Recorded data
============

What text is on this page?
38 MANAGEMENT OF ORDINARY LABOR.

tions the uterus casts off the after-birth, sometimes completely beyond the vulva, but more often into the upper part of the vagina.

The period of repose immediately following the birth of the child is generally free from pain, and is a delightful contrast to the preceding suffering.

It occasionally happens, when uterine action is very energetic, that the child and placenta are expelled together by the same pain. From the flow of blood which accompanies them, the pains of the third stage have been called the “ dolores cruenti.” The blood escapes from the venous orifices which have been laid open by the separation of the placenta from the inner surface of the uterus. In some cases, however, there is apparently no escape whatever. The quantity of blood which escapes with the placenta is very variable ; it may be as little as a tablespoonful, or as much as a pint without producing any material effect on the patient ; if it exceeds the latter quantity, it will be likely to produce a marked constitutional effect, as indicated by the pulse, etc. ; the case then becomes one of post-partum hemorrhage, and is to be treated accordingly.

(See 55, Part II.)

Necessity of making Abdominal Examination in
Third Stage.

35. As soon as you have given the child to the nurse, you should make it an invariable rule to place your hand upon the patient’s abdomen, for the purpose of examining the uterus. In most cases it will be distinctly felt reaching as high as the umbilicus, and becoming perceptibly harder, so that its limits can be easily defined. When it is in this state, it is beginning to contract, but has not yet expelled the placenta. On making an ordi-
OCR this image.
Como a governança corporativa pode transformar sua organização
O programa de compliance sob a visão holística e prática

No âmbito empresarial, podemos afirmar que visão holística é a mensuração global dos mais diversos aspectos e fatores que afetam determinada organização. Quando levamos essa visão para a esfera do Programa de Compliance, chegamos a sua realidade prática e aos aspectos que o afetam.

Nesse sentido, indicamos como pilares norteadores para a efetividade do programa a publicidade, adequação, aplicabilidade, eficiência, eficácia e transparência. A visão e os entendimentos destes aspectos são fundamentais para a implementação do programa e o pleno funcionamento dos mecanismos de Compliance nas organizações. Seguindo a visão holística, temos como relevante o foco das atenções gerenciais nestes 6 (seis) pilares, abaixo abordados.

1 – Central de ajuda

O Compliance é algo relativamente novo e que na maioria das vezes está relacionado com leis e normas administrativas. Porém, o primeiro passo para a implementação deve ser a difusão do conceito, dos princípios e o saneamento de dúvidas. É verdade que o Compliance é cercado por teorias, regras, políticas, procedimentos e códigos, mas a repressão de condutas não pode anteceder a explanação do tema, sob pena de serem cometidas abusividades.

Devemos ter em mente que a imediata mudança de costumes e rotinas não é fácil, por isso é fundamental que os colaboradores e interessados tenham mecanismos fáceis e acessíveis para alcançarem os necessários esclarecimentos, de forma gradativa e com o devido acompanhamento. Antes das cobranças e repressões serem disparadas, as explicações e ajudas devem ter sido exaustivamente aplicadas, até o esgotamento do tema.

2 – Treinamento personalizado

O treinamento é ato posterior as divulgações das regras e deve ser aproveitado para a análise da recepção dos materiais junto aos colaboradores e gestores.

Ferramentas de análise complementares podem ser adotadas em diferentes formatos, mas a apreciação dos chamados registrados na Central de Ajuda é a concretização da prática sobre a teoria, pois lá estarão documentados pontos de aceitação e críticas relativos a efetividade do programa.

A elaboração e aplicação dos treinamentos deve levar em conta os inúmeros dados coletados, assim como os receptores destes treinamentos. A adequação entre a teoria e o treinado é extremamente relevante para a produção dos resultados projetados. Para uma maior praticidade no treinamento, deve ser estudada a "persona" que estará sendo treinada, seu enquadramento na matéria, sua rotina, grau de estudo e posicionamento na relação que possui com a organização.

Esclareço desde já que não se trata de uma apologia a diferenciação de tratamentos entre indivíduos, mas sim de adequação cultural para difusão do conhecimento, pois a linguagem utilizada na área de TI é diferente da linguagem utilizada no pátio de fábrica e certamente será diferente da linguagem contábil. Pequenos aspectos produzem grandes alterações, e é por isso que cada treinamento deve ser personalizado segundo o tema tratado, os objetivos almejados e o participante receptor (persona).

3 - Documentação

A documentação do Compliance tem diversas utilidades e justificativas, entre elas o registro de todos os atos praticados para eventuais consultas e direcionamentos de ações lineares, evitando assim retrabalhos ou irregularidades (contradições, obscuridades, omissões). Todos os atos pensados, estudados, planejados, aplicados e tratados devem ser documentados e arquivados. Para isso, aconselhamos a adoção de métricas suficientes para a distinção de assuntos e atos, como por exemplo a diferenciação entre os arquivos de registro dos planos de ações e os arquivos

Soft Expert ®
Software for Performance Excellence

============

_Set task_. Using the data above, output each line exactly.

_The response_.
What text is on this page?
38 MANAGEMENT OF ORDINARY LABOR.

tions the uterus casts off the after-birth, sometimes completely beyond the vulva, but more often into the upper part of the vagina.

The period of repose immediately following the birth of the child is generally free from pain, and is a delightful contrast to the preceding suffering.

It occasionally happens, when uterine action is very energetic, that the child and placenta are expelled together by the same pain. From the flow of blood which accompanies them, the pains of the third stage have been called the “ dolores cruenti.” The blood escapes from the venous orifices which have been laid open by the separation of the placenta from the inner surface of the uterus. In some cases, however, there is apparently no escape whatever. The quantity of blood which escapes with the placenta is very variable ; it may be as little as a tablespoonful, or as much as a pint without producing any material effect on the patient ; if it exceeds the latter quantity, it will be likely to produce a marked constitutional effect, as indicated by the pulse, etc. ; the case then becomes one of post-partum hemorrhage, and is to be treated accordingly.

(See 55, Part II.)

Necessity of making Abdominal Examination in
Third Stage.

35. As soon as you have given the child to the nurse, you should make it an invariable rule to place your hand upon the patient’s abdomen, for the purpose of examining the uterus. In most cases it will be distinctly felt reaching as high as the umbilicus, and becoming perceptibly harder, so that its limits can be easily defined. When it is in this state, it is beginning to contract, but has not yet expelled the placenta. On making an ordi-
OCR this image.
Como a governança corporativa pode transformar sua organização
O programa de compliance sob a visão holística e prática

No âmbito empresarial, podemos afirmar que visão holística é a mensuração global dos mais diversos aspectos e fatores que afetam determinada organização. Quando levamos essa visão para a esfera do Programa de Compliance, chegamos a sua realidade prática e aos aspectos que o afetam.

Nesse sentido, indicamos como pilares norteadores para a efetividade do programa a publicidade, adequação, aplicabilidade, eficiência, eficácia e transparência. A visão e os entendimentos destes aspectos são fundamentais para a implementação do programa e o pleno funcionamento dos mecanismos de Compliance nas organizações. Seguindo a visão holística, temos como relevante o foco das atenções gerenciais nestes 6 (seis) pilares, abaixo abordados.

1 – Central de ajuda

O Compliance é algo relativamente novo e que na maioria das vezes está relacionado com leis e normas administrativas. Porém, o primeiro passo para a implementação deve ser a difusão do conceito, dos princípios e o saneamento de dúvidas. É verdade que o Compliance é cercado por teorias, regras, políticas, procedimentos e códigos, mas a repressão de condutas não pode anteceder a explanação do tema, sob pena de serem cometidas abusividades.

Devemos ter em mente que a imediata mudança de costumes e rotinas não é fácil, por isso é fundamental que os colaboradores e interessados tenham mecanismos fáceis e acessíveis para alcançarem os necessários esclarecimentos, de forma gradativa e com o devido acompanhamento. Antes das cobranças e repressões serem disparadas, as explicações e ajudas devem ter sido exaustivamente aplicadas, até o esgotamento do tema.

2 – Treinamento personalizado

O treinamento é ato posterior as divulgações das regras e deve ser aproveitado para a análise da recepção dos materiais junto aos colaboradores e gestores.

Ferramentas de análise complementares podem ser adotadas em diferentes formatos, mas a apreciação dos chamados registrados na Central de Ajuda é a concretização da prática sobre a teoria, pois lá estarão documentados pontos de aceitação e críticas relativos a efetividade do programa.

A elaboração e aplicação dos treinamentos deve levar em conta os inúmeros dados coletados, assim como os receptores destes treinamentos. A adequação entre a teoria e o treinado é extremamente relevante para a produção dos resultados projetados. Para uma maior praticidade no treinamento, deve ser estudada a "persona" que estará sendo treinada, seu enquadramento na matéria, sua rotina, grau de estudo e posicionamento na relação que possui com a organização.

Esclareço desde já que não se trata de uma apologia a diferenciação de tratamentos entre indivíduos, mas sim de adequação cultural para difusão do conhecimento, pois a linguagem utilizada na área de TI é diferente da linguagem utilizada no pátio de fábrica e certamente será diferente da linguagem contábil. Pequenos aspectos produzem grandes alterações, e é por isso que cada treinamento deve ser personalizado segundo o tema tratado, os objetivos almejados e o participante receptor (persona).

3 - Documentação

A documentação do Compliance tem diversas utilidades e justificativas, entre elas o registro de todos os atos praticados para eventuais consultas e direcionamentos de ações lineares, evitando assim retrabalhos ou irregularidades (contradições, obscuridades, omissões). Todos os atos pensados, estudados, planejados, aplicados e tratados devem ser documentados e arquivados. Para isso, aconselhamos a adoção de métricas suficientes para a distinção de assuntos e atos, como por exemplo a diferenciação entre os arquivos de registro dos planos de ações e os arquivos

Soft Expert ®
Software for Performance Excellence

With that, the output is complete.